● **The task**
Can you output, word for word, the passage of the community occupancy models text between "# convert the" and "ax.set_xlabel('Site')", inclusive?

● **Text**
In this notebook, I explore fitting community occupancy models in PyMC. Community occupancy models are a multi-species extension of standard occupancy models. The benefit of these models is that, by treating each species as a random effect, they can estimate occupancy and detection more precisely than single species models. Further, through data augmentation, they can estimate the richness of the supercommunity, that is, the total number of species that use the study area during the surveys.

US Breeding Bird Survey

As a motivating example, I use the breeding bird survey (BBS) data used by Dorazio and Royle (2005) and Royle and Dorazio (2008), Chapter 12. This is a \((n, J)\) matrix with the number of times each species was detected over \(K\) surveys, where \(n\) is the number of detected species and \(J\) is the number surveyed sites. In this example, \(n=99\) species were detected at the \(J=50\) sites over the \(K=11\) surveys in New Hampshire. The BBS occurs on routes across the US. This dataset represents one route.

%config InlineBackend.figure_format = 'retina'

from matplotlib.patches import Patch
from scipy.stats import binom
import arviz as az
import matplotlib.pyplot as plt
import numpy as np
import pandas as pd
import pymc as pm
import seaborn as sns

SEED = 808
RNG = np.random.default_rng(SEED)

plt.style.use('fivethirtyeight')
plt.rcParams['axes.facecolor'] = 'white'
plt.rcParams['figure.facecolor'] = 'white'
plt.rcParams['axes.spines.left'] = False
plt.rcParams['axes.spines.right'] = False
plt.rcParams['axes.spines.top'] = False
plt.rcParams['axes.spines.bottom'] = False
sns.set_palette("tab10")

def invlogit(x):
    return 1 / (1 + np.exp(-x))

# read in the detection data
nh17 = pd.read_csv('detectionFreq.NH17.csv')
Y = nh17.to_numpy()
n, J = Y.shape
K = Y.max()

# convert the species names to ints 
species_idx, lookup = nh17.index.factorize() # lookup[int] returns the actual name

# plot the detection frequencies
fig, ax = plt.subplots(figsize=(4, 6))
im = ax.imshow(Y[np.argsort(Y.sum(axis=1))], aspect='auto')
ax.set_ylabel('Species')
ax.set_xlabel('Site')

● **Data excerpt**

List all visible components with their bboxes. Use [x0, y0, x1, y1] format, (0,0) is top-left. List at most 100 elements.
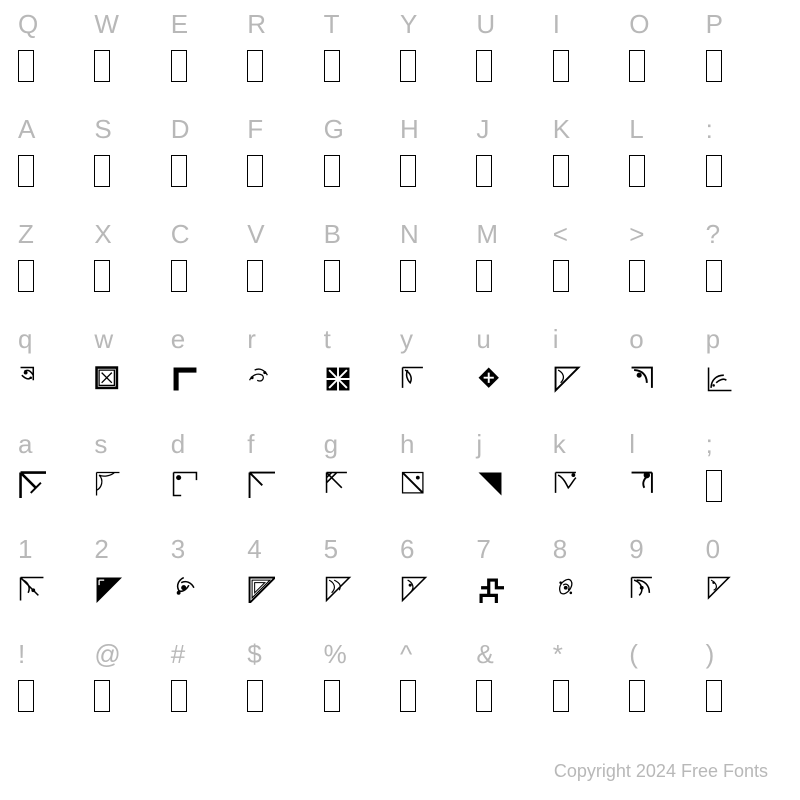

● **Final result**
# convert the species names to ints 
species_idx, lookup = nh17.index.factorize() # lookup[int] returns the actual name

# plot the detection frequencies
fig, ax = plt.subplots(figsize=(4, 6))
im = ax.imshow(Y[np.argsort(Y.sum(axis=1))], aspect='auto')
ax.set_ylabel('Species')
ax.set_xlabel('Site')